Aim
Write the records out again, keeping each line exactly as it is.

··· Rows ···

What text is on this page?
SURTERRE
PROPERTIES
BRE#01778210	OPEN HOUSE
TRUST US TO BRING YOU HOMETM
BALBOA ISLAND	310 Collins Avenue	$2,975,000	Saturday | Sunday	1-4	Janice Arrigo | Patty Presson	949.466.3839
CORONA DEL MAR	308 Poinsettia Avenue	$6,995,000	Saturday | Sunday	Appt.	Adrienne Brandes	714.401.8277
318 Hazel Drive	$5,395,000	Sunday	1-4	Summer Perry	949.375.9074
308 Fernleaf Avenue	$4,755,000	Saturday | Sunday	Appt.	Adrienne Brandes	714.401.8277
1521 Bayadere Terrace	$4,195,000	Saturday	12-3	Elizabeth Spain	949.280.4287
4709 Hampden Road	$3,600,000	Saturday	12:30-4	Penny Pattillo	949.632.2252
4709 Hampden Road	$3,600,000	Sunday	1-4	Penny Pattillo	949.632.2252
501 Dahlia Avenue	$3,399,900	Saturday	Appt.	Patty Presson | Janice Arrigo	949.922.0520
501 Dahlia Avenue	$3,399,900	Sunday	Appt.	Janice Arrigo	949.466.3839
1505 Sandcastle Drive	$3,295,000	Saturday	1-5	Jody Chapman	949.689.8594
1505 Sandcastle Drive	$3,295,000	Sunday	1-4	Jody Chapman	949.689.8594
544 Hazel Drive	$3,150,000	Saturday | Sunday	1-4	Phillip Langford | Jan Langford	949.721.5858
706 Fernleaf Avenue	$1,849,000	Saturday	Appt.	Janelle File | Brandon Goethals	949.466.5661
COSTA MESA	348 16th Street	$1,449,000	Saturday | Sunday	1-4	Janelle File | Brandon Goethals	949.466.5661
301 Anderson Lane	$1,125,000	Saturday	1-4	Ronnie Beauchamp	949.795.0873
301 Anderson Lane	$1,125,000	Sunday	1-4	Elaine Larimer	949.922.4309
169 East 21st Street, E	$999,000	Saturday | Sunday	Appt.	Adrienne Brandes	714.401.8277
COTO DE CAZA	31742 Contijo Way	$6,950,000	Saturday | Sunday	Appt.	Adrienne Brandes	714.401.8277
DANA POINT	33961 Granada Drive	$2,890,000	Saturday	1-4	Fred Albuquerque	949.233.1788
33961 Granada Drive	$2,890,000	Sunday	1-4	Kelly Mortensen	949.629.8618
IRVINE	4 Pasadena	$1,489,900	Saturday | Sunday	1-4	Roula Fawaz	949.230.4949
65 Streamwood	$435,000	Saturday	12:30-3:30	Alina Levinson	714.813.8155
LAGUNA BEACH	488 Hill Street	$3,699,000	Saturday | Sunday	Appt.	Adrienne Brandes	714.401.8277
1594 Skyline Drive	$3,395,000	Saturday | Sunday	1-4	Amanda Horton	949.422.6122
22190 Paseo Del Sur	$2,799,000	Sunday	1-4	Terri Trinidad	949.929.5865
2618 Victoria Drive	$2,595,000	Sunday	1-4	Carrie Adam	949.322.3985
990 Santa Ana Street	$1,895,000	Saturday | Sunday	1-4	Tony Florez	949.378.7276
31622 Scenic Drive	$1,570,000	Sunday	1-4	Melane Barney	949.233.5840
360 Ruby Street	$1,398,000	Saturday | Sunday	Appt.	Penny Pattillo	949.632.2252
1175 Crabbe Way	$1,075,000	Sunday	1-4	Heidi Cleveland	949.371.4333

···

Answer for this exercise
What text is on this page?
SURTERRE
PROPERTIES
BRE#01778210	OPEN HOUSE
TRUST US TO BRING YOU HOMETM
BALBOA ISLAND	310 Collins Avenue	$2,975,000	Saturday | Sunday	1-4	Janice Arrigo | Patty Presson	949.466.3839
CORONA DEL MAR	308 Poinsettia Avenue	$6,995,000	Saturday | Sunday	Appt.	Adrienne Brandes	714.401.8277
318 Hazel Drive	$5,395,000	Sunday	1-4	Summer Perry	949.375.9074
308 Fernleaf Avenue	$4,755,000	Saturday | Sunday	Appt.	Adrienne Brandes	714.401.8277
1521 Bayadere Terrace	$4,195,000	Saturday	12-3	Elizabeth Spain	949.280.4287
4709 Hampden Road	$3,600,000	Saturday	12:30-4	Penny Pattillo	949.632.2252
4709 Hampden Road	$3,600,000	Sunday	1-4	Penny Pattillo	949.632.2252
501 Dahlia Avenue	$3,399,900	Saturday	Appt.	Patty Presson | Janice Arrigo	949.922.0520
501 Dahlia Avenue	$3,399,900	Sunday	Appt.	Janice Arrigo	949.466.3839
1505 Sandcastle Drive	$3,295,000	Saturday	1-5	Jody Chapman	949.689.8594
1505 Sandcastle Drive	$3,295,000	Sunday	1-4	Jody Chapman	949.689.8594
544 Hazel Drive	$3,150,000	Saturday | Sunday	1-4	Phillip Langford | Jan Langford	949.721.5858
706 Fernleaf Avenue	$1,849,000	Saturday	Appt.	Janelle File | Brandon Goethals	949.466.5661
COSTA MESA	348 16th Street	$1,449,000	Saturday | Sunday	1-4	Janelle File | Brandon Goethals	949.466.5661
301 Anderson Lane	$1,125,000	Saturday	1-4	Ronnie Beauchamp	949.795.0873
301 Anderson Lane	$1,125,000	Sunday	1-4	Elaine Larimer	949.922.4309
169 East 21st Street, E	$999,000	Saturday | Sunday	Appt.	Adrienne Brandes	714.401.8277
COTO DE CAZA	31742 Contijo Way	$6,950,000	Saturday | Sunday	Appt.	Adrienne Brandes	714.401.8277
DANA POINT	33961 Granada Drive	$2,890,000	Saturday	1-4	Fred Albuquerque	949.233.1788
33961 Granada Drive	$2,890,000	Sunday	1-4	Kelly Mortensen	949.629.8618
IRVINE	4 Pasadena	$1,489,900	Saturday | Sunday	1-4	Roula Fawaz	949.230.4949
65 Streamwood	$435,000	Saturday	12:30-3:30	Alina Levinson	714.813.8155
LAGUNA BEACH	488 Hill Street	$3,699,000	Saturday | Sunday	Appt.	Adrienne Brandes	714.401.8277
1594 Skyline Drive	$3,395,000	Saturday | Sunday	1-4	Amanda Horton	949.422.6122
22190 Paseo Del Sur	$2,799,000	Sunday	1-4	Terri Trinidad	949.929.5865
2618 Victoria Drive	$2,595,000	Sunday	1-4	Carrie Adam	949.322.3985
990 Santa Ana Street	$1,895,000	Saturday | Sunday	1-4	Tony Florez	949.378.7276
31622 Scenic Drive	$1,570,000	Sunday	1-4	Melane Barney	949.233.5840
360 Ruby Street	$1,398,000	Saturday | Sunday	Appt.	Penny Pattillo	949.632.2252
1175 Crabbe Way	$1,075,000	Sunday	1-4	Heidi Cleveland	949.371.4333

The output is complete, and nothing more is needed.